Write out all records as given; omit images.

[Stored records]

•••••

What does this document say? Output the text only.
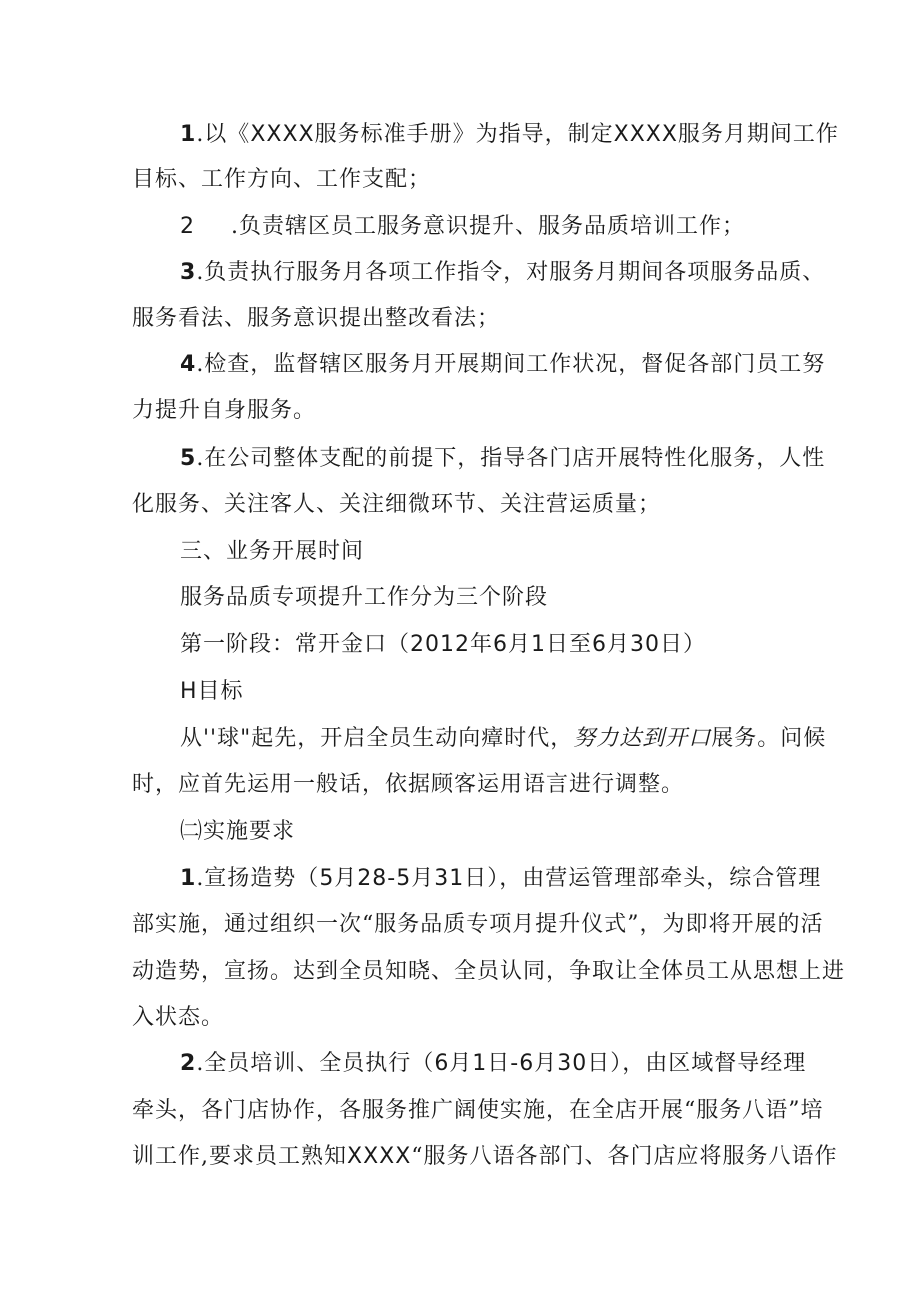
1.以《XXXX服务标准手册》为指导，制定XXXX服务月期间工作
目标、工作方向、工作支配；
2 .负责辖区员工服务意识提升、服务品质培训工作；
3.负责执行服务月各项工作指令，对服务月期间各项服务品质、
服务看法、服务意识提出整改看法；
4.检查，监督辖区服务月开展期间工作状况，督促各部门员工努
力提升自身服务。
5.在公司整体支配的前提下，指导各门店开展特性化服务，人性
化服务、关注客人、关注细微环节、关注营运质量；
三、业务开展时间
服务品质专项提升工作分为三个阶段
第一阶段：常开金口（2012年6月1日至6月30日）
H目标
从''球"起先，开启全员生动向瘴时代，努力达到开口展务。问候
时，应首先运用一般话，依据顾客运用语言进行调整。
㈡实施要求
1.宣扬造势（5月28-5月31日），由营运管理部牵头，综合管理
部实施，通过组织一次“服务品质专项月提升仪式”，为即将开展的活
动造势，宣扬。达到全员知晓、全员认同，争取让全体员工从思想上进
入状态。
2.全员培训、全员执行（6月1日-6月30日），由区域督导经理
牵头，各门店协作，各服务推广阔使实施，在全店开展“服务八语”培
训工作,要求员工熟知XXXX“服务八语各部门、各门店应将服务八语作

•••••

SOLUTION TO THE EXERCISE:
What does this document say? Output the text only.
1.以《XXXX服务标准手册》为指导，制定XXXX服务月期间工作
目标、工作方向、工作支配；
2 .负责辖区员工服务意识提升、服务品质培训工作；
3.负责执行服务月各项工作指令，对服务月期间各项服务品质、
服务看法、服务意识提出整改看法；
4.检查，监督辖区服务月开展期间工作状况，督促各部门员工努
力提升自身服务。
5.在公司整体支配的前提下，指导各门店开展特性化服务，人性
化服务、关注客人、关注细微环节、关注营运质量；
三、业务开展时间
服务品质专项提升工作分为三个阶段
第一阶段：常开金口（2012年6月1日至6月30日）
H目标
从''球"起先，开启全员生动向瘴时代，努力达到开口展务。问候
时，应首先运用一般话，依据顾客运用语言进行调整。
㈡实施要求
1.宣扬造势（5月28-5月31日），由营运管理部牵头，综合管理
部实施，通过组织一次“服务品质专项月提升仪式”，为即将开展的活
动造势，宣扬。达到全员知晓、全员认同，争取让全体员工从思想上进
入状态。
2.全员培训、全员执行（6月1日-6月30日），由区域督导经理
牵头，各门店协作，各服务推广阔使实施，在全店开展“服务八语”培
训工作,要求员工熟知XXXX“服务八语各部门、各门店应将服务八语作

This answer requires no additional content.